## Task brief:
Transcribe the listing below word for word.

>>

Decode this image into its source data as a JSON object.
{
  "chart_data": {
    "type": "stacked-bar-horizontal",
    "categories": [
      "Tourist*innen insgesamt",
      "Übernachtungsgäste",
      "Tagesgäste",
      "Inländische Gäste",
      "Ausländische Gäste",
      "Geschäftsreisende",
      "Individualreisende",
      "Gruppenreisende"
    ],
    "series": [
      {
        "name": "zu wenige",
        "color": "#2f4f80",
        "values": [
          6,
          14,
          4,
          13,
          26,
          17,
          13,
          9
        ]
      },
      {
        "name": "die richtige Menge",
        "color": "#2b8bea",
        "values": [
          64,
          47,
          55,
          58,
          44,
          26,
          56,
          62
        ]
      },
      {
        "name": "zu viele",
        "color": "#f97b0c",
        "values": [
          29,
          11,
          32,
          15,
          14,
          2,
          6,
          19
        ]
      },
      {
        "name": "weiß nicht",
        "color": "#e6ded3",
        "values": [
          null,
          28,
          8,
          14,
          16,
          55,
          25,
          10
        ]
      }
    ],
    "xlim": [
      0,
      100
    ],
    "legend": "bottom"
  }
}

<<

## Result of this task:
Decode this image into its source data as a JSON object.
{
  "chart_data": {
    "type": "stacked-bar-horizontal",
    "categories": [
      "Tourist*innen insgesamt",
      "Übernachtungsgäste",
      "Tagesgäste",
      "Inländische Gäste",
      "Ausländische Gäste",
      "Geschäftsreisende",
      "Individualreisende",
      "Gruppenreisende"
    ],
    "series": [
      {
        "name": "zu wenige",
        "color": "#2f4f80",
        "values": [
          6,
          14,
          4,
          13,
          26,
          17,
          13,
          9
        ]
      },
      {
        "name": "die richtige Menge",
        "color": "#2b8bea",
        "values": [
          64,
          47,
          55,
          58,
          44,
          26,
          56,
          62
        ]
      },
      {
        "name": "zu viele",
        "color": "#f97b0c",
        "values": [
          29,
          11,
          32,
          15,
          14,
          2,
          6,
          19
        ]
      },
      {
        "name": "weiß nicht",
        "color": "#e6ded3",
        "values": [
          null,
          28,
          8,
          14,
          16,
          55,
          25,
          10
        ]
      }
    ],
    "xlim": [
      0,
      100
    ],
    "legend": "bottom"
  }
}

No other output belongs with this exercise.